• **Dataset excerpt**
------------------------------------------------------------

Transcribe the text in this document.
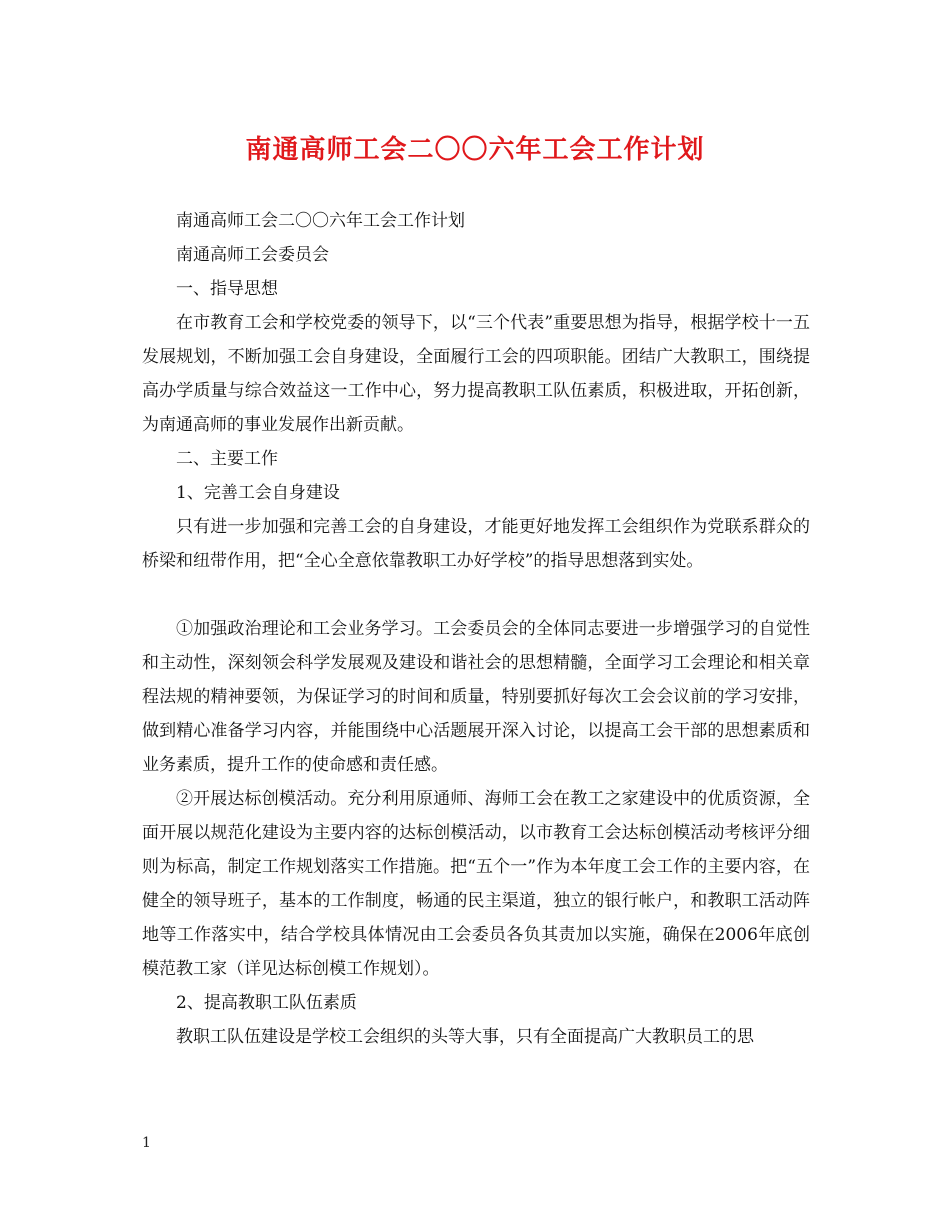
南通高师工会二〇〇六年工会工作计划

南通高师工会二〇〇六年工会工作计划

南通高师工会委员会

一、指导思想

在市教育工会和学校党委的领导下，以“三个代表”重要思想为指导，根据学校十一五发展规划，不断加强工会自身建设，全面履行工会的四项职能。团结广大教职工，围绕提高办学质量与综合效益这一工作中心，努力提高教职工队伍素质，积极进取，开拓创新，为南通高师的事业发展作出新贡献。

二、主要工作

1、完善工会自身建设

只有进一步加强和完善工会的自身建设，才能更好地发挥工会组织作为党联系群众的桥梁和纽带作用，把“全心全意依靠教职工办好学校”的指导思想落到实处。

①加强政治理论和工会业务学习。工会委员会的全体同志要进一步增强学习的自觉性和主动性，深刻领会科学发展观及建设和谐社会的思想精髓，全面学习工会理论和相关章程法规的精神要领，为保证学习的时间和质量，特别要抓好每次工会会议前的学习安排，做到精心准备学习内容，并能围绕中心活题展开深入讨论，以提高工会干部的思想素质和业务素质，提升工作的使命感和责任感。

②开展达标创模活动。充分利用原通师、海师工会在教工之家建设中的优质资源，全面开展以规范化建设为主要内容的达标创模活动，以市教育工会达标创模活动考核评分细则为标高，制定工作规划落实工作措施。把“五个一”作为本年度工会工作的主要内容，在健全的领导班子，基本的工作制度，畅通的民主渠道，独立的银行帐户，和教职工活动阵地等工作落实中，结合学校具体情况由工会委员各负其责加以实施，确保在2006年底创模范教工家（详见达标创模工作规划）。

2、提高教职工队伍素质

教职工队伍建设是学校工会组织的头等大事，只有全面提高广大教职员工的思

1
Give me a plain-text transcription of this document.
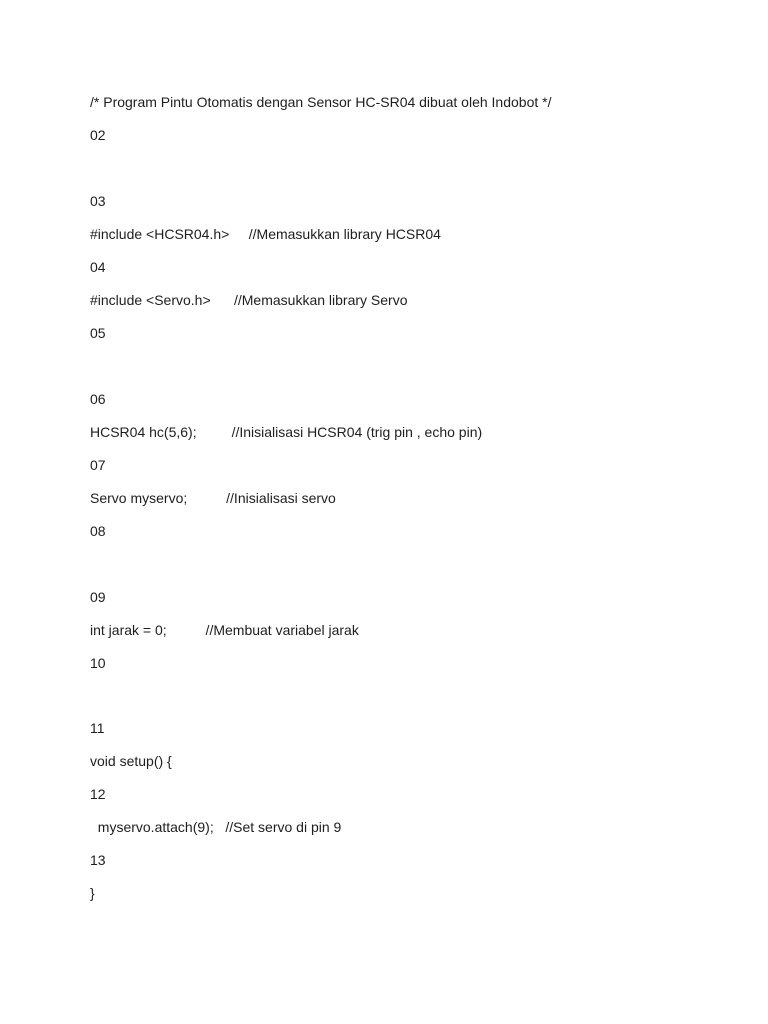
/* Program Pintu Otomatis dengan Sensor HC-SR04 dibuat oleh Indobot */
02
03
#include <HCSR04.h>     //Memasukkan library HCSR04
04
#include <Servo.h>      //Memasukkan library Servo
05
06
HCSR04 hc(5,6);         //Inisialisasi HCSR04 (trig pin , echo pin)
07
Servo myservo;          //Inisialisasi servo
08
09
int jarak = 0;          //Membuat variabel jarak
10
11
void setup() {
12
myservo.attach(9);   //Set servo di pin 9
13
}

------------------------------------------------------------

• **SET TASK**
Exactly the lines from the one with "Give me a plain-text" through the end of the listing above are to be repeated, with no pictures.

• **RESPONSE FOR THIS EXERCISE**
Give me a plain-text transcription of this document.
/* Program Pintu Otomatis dengan Sensor HC-SR04 dibuat oleh Indobot */
02
03
#include <HCSR04.h>     //Memasukkan library HCSR04
04
#include <Servo.h>      //Memasukkan library Servo
05
06
HCSR04 hc(5,6);         //Inisialisasi HCSR04 (trig pin , echo pin)
07
Servo myservo;          //Inisialisasi servo
08
09
int jarak = 0;          //Membuat variabel jarak
10
11
void setup() {
12
myservo.attach(9);   //Set servo di pin 9
13
}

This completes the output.